# [Do this]
Below are the records; copy each line in them that holds the word "musicians".

───── Excerpted data

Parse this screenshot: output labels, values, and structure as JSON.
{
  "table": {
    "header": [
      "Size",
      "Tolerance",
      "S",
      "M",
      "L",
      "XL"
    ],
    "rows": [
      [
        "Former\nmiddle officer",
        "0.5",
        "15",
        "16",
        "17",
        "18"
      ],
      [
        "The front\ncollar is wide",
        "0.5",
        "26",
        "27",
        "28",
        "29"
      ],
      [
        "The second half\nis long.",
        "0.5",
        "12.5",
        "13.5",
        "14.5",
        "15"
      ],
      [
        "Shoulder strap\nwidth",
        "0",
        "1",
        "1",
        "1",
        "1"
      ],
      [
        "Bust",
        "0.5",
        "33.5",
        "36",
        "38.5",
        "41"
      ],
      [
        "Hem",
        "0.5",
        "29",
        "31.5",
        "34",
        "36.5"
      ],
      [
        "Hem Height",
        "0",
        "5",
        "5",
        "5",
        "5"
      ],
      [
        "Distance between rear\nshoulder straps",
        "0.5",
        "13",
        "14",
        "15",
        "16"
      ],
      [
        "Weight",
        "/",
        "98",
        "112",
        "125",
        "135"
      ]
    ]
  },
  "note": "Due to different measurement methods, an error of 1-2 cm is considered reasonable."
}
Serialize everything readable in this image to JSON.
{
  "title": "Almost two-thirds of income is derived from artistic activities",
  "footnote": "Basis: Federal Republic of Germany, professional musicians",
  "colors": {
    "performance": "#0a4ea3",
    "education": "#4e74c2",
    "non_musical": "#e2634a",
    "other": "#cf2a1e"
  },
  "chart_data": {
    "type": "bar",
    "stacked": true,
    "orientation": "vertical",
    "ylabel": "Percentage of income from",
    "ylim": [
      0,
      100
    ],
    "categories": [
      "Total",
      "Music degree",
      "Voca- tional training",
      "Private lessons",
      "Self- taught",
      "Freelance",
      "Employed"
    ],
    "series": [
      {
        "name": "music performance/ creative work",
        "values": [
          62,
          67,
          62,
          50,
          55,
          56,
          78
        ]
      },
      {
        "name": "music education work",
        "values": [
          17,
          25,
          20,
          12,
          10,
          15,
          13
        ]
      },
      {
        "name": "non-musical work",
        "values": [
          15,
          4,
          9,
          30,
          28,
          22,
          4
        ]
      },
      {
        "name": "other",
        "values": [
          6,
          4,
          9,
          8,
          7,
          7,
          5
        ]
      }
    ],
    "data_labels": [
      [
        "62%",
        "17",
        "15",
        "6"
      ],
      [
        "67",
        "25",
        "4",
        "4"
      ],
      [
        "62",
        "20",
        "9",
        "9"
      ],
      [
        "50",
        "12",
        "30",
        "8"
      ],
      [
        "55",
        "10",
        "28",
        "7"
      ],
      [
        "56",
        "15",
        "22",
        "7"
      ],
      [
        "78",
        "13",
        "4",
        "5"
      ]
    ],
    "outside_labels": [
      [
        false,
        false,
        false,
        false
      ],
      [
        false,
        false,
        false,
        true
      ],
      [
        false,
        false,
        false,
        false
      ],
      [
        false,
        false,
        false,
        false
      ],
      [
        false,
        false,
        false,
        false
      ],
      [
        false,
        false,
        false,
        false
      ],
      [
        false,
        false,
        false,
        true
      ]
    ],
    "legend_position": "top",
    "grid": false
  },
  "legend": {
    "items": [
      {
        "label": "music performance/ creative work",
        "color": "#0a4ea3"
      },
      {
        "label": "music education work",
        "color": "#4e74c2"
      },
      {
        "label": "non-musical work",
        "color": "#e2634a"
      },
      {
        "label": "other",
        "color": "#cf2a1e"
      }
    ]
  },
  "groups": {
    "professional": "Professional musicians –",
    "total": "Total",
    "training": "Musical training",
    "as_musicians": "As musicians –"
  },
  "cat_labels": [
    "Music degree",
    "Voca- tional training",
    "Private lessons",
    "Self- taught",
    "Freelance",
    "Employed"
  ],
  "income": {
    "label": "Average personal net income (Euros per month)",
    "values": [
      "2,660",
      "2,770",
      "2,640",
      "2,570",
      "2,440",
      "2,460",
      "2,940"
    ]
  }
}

──────────

# [Expected answer]
  "footnote": "Basis: Federal Republic of Germany, professional musicians",
    "professional": "Professional musicians –",
    "as_musicians": "As musicians –"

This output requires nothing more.